* **SHORT TASK**: Wherever the word "this" turns up in a line of the entries, copy that line.

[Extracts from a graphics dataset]
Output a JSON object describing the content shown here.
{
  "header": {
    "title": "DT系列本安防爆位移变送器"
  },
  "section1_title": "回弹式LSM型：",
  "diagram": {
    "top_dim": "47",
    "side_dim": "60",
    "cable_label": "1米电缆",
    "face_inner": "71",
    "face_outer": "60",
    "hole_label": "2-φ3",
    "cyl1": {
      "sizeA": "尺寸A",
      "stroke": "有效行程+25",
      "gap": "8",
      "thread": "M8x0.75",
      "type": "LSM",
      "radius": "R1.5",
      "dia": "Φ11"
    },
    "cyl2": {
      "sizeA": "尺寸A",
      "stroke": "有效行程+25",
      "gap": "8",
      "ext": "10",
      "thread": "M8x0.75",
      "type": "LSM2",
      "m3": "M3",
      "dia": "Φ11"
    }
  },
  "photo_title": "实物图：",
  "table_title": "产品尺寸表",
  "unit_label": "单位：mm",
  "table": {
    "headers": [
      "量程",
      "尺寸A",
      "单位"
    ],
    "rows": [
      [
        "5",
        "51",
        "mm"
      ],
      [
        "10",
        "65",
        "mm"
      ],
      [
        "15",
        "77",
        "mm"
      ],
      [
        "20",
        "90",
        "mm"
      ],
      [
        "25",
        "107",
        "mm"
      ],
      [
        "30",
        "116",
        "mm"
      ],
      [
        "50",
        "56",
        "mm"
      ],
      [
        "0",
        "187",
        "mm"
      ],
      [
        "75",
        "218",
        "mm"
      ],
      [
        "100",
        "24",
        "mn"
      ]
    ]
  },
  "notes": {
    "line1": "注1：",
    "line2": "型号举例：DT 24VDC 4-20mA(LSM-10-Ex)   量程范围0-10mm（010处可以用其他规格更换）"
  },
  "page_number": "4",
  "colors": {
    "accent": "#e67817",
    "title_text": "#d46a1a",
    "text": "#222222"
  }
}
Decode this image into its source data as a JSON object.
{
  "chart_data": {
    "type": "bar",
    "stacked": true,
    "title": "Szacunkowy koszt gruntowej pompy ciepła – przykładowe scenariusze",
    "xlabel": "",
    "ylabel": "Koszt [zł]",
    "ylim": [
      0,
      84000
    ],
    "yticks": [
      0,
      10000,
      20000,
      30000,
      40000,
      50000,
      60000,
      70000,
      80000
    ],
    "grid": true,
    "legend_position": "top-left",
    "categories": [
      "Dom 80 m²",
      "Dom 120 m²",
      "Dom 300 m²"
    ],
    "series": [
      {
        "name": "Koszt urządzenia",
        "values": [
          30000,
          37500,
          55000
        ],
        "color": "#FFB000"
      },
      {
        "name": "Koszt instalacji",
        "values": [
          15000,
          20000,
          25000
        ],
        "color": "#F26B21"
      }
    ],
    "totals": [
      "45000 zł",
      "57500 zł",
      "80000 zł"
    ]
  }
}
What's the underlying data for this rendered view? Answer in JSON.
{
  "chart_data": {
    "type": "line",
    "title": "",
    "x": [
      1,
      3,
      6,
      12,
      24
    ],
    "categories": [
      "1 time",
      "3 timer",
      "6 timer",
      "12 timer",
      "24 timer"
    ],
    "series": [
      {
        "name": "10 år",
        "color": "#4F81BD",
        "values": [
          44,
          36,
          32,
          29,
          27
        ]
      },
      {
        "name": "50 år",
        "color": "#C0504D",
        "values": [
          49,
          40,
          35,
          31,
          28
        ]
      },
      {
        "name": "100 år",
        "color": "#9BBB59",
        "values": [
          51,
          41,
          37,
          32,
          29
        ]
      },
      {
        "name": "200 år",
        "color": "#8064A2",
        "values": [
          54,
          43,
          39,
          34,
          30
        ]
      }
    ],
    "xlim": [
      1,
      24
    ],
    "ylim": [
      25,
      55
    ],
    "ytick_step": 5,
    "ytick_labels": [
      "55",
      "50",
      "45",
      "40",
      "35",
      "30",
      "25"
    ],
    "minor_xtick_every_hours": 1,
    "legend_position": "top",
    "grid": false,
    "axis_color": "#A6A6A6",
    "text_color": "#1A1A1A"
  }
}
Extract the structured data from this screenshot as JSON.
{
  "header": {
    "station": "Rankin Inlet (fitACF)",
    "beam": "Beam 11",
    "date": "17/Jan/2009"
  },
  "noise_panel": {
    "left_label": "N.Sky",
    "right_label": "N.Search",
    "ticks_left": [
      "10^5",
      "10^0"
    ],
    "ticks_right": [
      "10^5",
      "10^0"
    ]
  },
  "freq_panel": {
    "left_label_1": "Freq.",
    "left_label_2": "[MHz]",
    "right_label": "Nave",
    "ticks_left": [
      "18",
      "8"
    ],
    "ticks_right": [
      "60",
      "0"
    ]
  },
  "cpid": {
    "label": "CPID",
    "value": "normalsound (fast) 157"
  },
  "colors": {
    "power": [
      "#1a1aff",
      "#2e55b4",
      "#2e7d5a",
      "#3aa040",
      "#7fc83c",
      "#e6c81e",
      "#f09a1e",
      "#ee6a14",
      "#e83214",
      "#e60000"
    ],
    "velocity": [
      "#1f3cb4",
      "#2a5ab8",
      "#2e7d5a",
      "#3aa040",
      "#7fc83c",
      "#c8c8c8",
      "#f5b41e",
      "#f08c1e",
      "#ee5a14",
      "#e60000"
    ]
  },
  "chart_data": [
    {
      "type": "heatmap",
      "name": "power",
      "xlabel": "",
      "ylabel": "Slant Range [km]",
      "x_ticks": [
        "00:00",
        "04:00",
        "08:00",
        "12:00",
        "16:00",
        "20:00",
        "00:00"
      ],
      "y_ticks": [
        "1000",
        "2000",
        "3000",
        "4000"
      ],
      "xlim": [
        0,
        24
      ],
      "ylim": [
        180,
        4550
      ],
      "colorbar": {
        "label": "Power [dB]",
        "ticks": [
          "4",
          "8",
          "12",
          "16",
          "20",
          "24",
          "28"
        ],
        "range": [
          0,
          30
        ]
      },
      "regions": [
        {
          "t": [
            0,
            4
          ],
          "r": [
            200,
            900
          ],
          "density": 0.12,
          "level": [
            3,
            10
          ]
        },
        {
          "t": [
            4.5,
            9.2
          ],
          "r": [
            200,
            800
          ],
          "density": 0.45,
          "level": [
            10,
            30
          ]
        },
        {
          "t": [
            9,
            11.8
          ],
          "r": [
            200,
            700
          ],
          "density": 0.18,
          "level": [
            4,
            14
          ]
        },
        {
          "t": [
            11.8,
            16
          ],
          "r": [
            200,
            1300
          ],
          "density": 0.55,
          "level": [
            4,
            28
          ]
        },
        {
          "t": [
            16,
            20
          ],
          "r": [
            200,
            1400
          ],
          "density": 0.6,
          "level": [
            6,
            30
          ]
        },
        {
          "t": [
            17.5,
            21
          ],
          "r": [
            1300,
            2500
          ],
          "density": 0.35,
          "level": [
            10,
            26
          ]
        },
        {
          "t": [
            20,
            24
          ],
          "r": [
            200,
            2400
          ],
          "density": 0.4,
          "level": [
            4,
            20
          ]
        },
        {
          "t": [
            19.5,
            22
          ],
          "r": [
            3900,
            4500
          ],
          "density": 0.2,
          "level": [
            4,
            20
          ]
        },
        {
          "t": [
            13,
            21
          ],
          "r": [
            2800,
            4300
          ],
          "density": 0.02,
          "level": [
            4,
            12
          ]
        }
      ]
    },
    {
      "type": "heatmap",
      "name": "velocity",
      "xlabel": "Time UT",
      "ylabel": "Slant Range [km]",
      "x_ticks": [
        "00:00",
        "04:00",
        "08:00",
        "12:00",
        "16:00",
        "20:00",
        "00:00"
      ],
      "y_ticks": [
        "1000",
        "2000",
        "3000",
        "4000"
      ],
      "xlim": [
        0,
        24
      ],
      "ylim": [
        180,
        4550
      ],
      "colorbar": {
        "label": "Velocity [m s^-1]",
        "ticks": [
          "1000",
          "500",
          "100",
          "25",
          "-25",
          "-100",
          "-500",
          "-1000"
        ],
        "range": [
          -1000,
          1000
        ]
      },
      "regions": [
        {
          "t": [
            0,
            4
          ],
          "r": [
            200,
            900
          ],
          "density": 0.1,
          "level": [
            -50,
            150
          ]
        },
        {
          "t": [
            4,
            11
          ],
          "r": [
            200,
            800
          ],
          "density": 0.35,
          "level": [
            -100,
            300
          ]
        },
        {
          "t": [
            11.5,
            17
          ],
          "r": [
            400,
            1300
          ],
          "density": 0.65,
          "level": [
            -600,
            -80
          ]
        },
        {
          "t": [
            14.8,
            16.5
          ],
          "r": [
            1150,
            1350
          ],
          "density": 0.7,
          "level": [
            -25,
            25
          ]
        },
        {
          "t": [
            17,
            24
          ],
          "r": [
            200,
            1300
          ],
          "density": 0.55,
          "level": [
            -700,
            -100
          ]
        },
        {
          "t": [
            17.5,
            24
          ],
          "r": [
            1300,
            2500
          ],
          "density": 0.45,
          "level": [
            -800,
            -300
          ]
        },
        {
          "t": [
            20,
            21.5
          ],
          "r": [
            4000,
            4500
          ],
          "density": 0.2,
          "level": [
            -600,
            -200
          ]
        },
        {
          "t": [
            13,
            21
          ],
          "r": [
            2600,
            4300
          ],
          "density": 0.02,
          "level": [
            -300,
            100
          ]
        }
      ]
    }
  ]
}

* **RESPONSE BELOW**:
Decode this image into its source data as a JSON object.
What's the underlying data for this rendered view? Answer in JSON.
Extract the structured data from this screenshot as JSON.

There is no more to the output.